**Direction:** Tally up the lines that include "mmac" and state that number by itself.

**Recorded information:**
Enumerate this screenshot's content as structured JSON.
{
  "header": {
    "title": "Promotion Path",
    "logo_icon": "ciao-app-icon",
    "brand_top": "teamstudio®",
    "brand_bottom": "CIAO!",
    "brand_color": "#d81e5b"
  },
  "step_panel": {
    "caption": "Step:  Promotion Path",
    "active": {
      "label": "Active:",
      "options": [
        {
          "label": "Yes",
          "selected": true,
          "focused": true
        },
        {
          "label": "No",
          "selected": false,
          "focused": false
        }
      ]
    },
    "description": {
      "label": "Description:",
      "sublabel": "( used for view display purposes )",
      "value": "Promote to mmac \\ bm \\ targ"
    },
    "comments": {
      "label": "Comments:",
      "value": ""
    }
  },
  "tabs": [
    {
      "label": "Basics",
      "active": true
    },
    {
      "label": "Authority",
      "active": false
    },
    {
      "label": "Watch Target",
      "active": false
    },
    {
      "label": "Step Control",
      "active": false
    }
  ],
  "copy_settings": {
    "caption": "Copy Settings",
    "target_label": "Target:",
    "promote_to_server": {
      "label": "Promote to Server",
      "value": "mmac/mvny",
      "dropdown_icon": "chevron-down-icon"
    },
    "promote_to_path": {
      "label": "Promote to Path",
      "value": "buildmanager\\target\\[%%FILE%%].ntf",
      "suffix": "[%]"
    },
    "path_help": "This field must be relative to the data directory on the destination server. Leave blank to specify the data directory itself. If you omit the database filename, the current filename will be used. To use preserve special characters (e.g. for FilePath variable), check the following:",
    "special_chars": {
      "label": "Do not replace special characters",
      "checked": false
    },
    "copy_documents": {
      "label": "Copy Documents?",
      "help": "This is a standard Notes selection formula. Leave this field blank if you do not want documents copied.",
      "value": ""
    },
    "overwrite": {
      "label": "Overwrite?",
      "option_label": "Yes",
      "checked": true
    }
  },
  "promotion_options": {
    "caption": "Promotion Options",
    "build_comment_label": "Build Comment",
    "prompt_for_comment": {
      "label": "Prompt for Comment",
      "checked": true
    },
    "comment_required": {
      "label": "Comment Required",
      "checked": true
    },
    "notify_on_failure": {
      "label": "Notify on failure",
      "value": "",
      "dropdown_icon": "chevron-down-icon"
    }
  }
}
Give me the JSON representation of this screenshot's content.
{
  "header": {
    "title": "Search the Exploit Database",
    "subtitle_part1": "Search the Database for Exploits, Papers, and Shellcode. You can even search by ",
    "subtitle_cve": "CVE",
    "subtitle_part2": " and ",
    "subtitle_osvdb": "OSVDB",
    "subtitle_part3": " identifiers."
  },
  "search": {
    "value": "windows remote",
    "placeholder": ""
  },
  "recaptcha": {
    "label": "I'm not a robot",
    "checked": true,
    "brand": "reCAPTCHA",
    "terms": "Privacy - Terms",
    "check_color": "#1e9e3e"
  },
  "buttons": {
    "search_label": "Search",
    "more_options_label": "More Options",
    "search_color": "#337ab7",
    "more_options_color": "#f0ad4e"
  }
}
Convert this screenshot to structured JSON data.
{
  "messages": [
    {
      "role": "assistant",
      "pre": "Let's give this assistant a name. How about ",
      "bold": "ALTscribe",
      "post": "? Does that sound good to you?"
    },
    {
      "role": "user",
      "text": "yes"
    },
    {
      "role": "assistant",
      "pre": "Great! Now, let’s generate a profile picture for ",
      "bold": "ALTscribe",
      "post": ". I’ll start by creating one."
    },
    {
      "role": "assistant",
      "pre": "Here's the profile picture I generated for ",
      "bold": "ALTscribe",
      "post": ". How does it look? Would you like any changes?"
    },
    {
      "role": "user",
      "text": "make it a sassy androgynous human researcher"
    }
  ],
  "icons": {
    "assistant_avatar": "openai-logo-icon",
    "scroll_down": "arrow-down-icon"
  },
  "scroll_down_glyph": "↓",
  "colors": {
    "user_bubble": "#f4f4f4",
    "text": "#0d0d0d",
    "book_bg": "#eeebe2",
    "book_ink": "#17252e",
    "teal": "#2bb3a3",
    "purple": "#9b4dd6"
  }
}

**Answer to the task:** 2